Gone are the days when hackers faced a mountainous problem to gain access to your phone, computer system, blog, website and network.
If you’re among the lucky ones who have survived such attacks, don’t celebrate until you read this.
Anyone’s security information can be compromised. That’s true.
However, some careless mistakes go a long way in deciding how long we can fight off these ruthless hackers and stay safe online.
You must have read about the US-Russia cyber fallout. It’s not a joke. Governments are fighting dirty with whatever tools they have, breaching trusts and putting citizens at risks.
21st century hackers no longer need days or weeks to gain access to your private information although their success greatly depends on your ignorance. Technological development has made it possible that any data, including encrypted ones, can be easily stolen from miles away with just one click.
How do they do that?
Yahoo Inc., LinkedIn, Sony, and Facebook are among the long list of companies which have fallen prey to cyber criminals.

:::::

• GIVEN TASK
Copy out the passage on hackers and online security word for word, from its first sentence to its last.

• DATA EXTRACT
:::::

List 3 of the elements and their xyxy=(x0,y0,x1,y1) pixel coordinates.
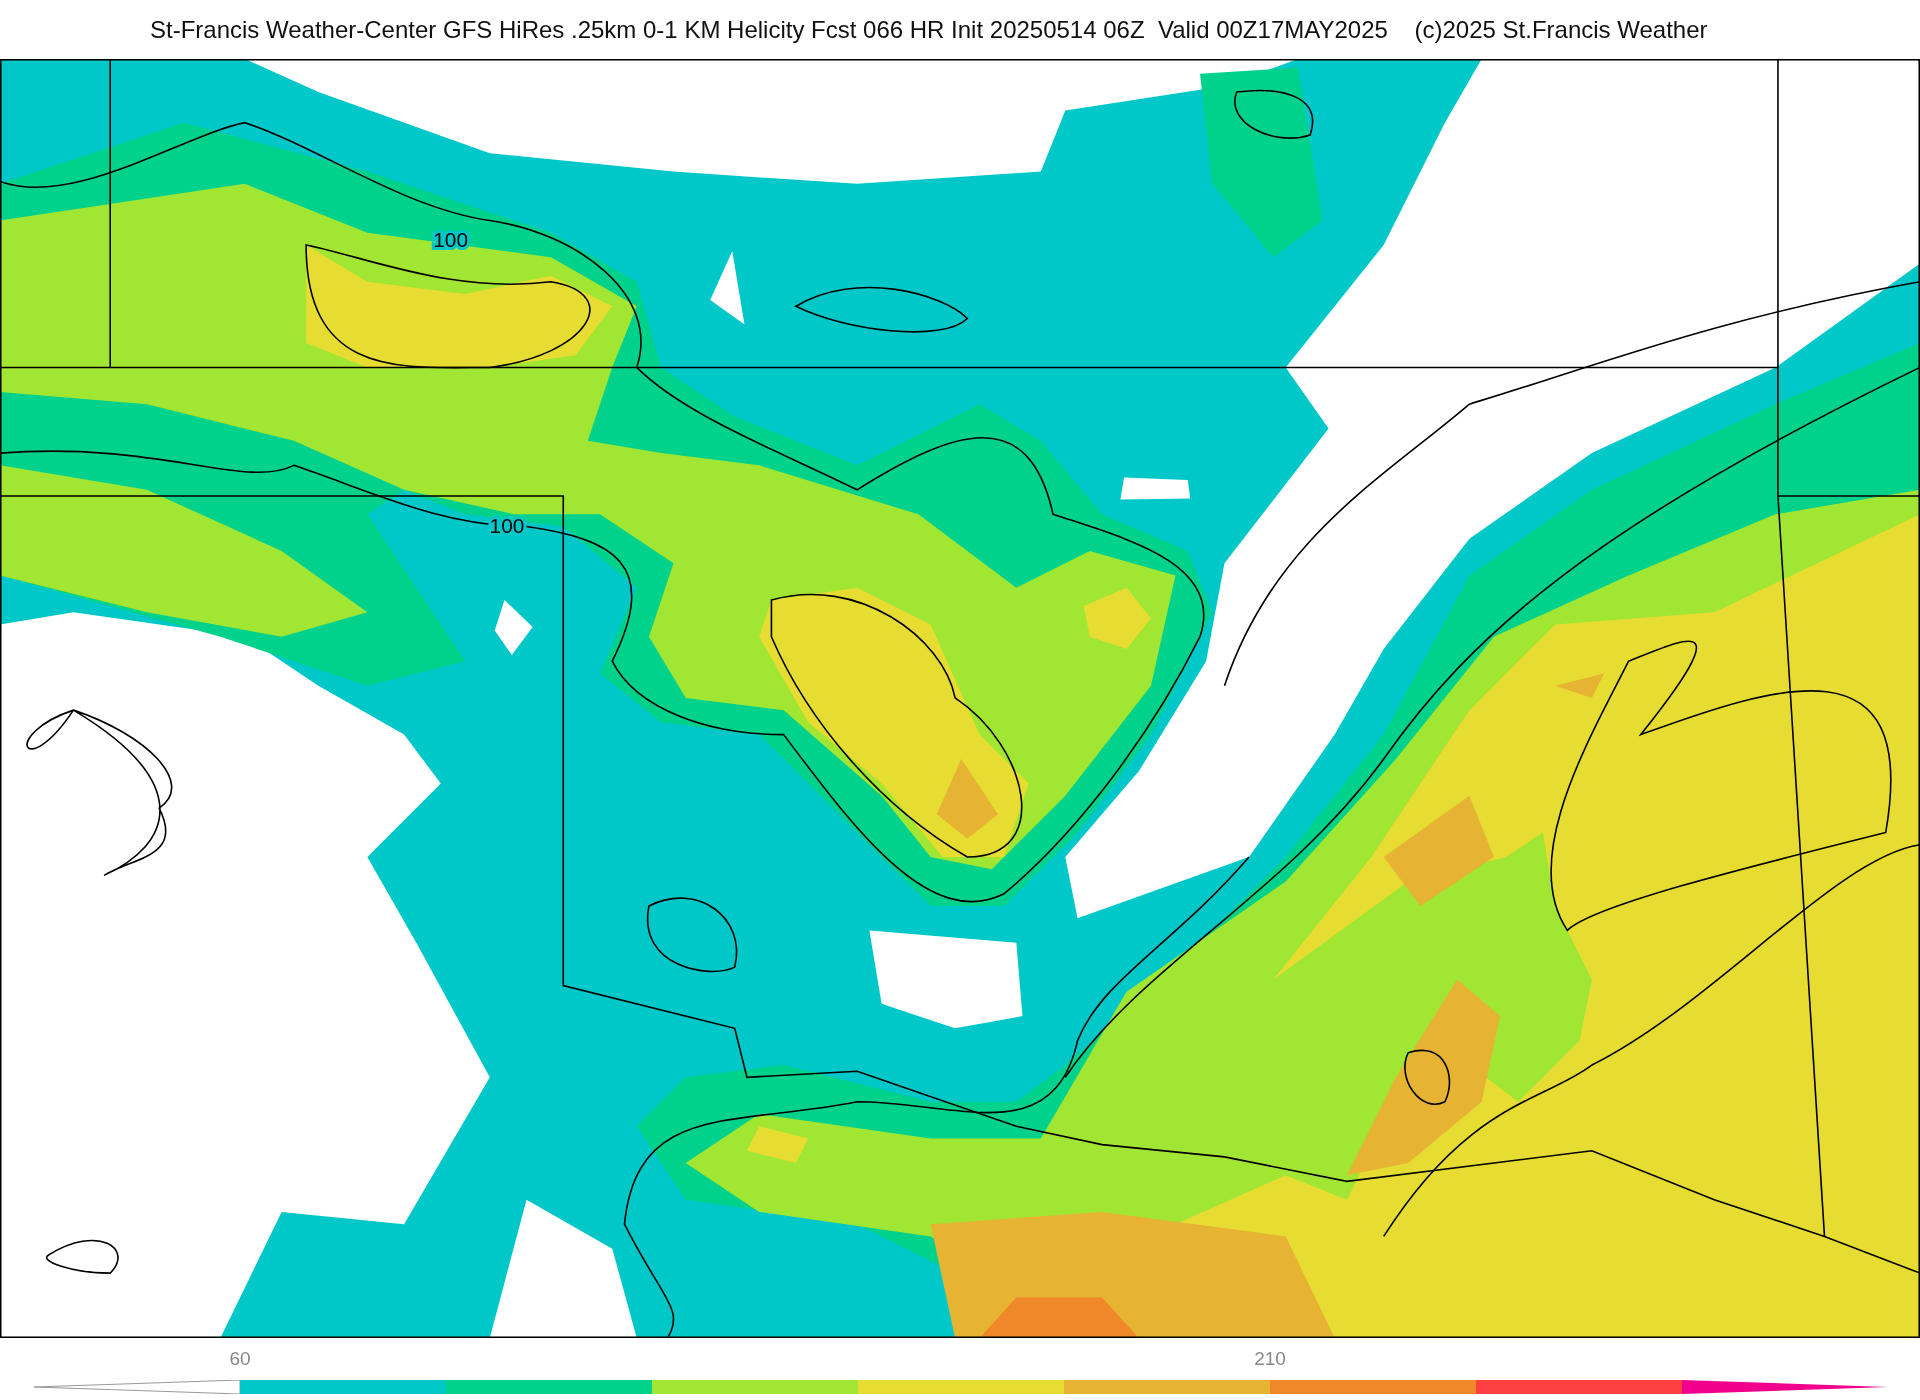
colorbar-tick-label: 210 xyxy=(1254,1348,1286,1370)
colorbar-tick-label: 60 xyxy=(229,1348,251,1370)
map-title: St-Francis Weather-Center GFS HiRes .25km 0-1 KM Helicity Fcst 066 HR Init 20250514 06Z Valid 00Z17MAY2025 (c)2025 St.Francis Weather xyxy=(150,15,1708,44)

:::::

• COMPLETE ANSWER
Gone are the days when hackers faced a mountainous problem to gain access to your phone, computer system, blog, website and network.
If you’re among the lucky ones who have survived such attacks, don’t celebrate until you read this.
Anyone’s security information can be compromised. That’s true.
However, some careless mistakes go a long way in deciding how long we can fight off these ruthless hackers and stay safe online.
You must have read about the US-Russia cyber fallout. It’s not a joke. Governments are fighting dirty with whatever tools they have, breaching trusts and putting citizens at risks.
21st century hackers no longer need days or weeks to gain access to your private information although their success greatly depends on your ignorance. Technological development has made it possible that any data, including encrypted ones, can be easily stolen from miles away with just one click.
How do they do that?
Yahoo Inc., LinkedIn, Sony, and Facebook are among the long list of companies which have fallen prey to cyber criminals.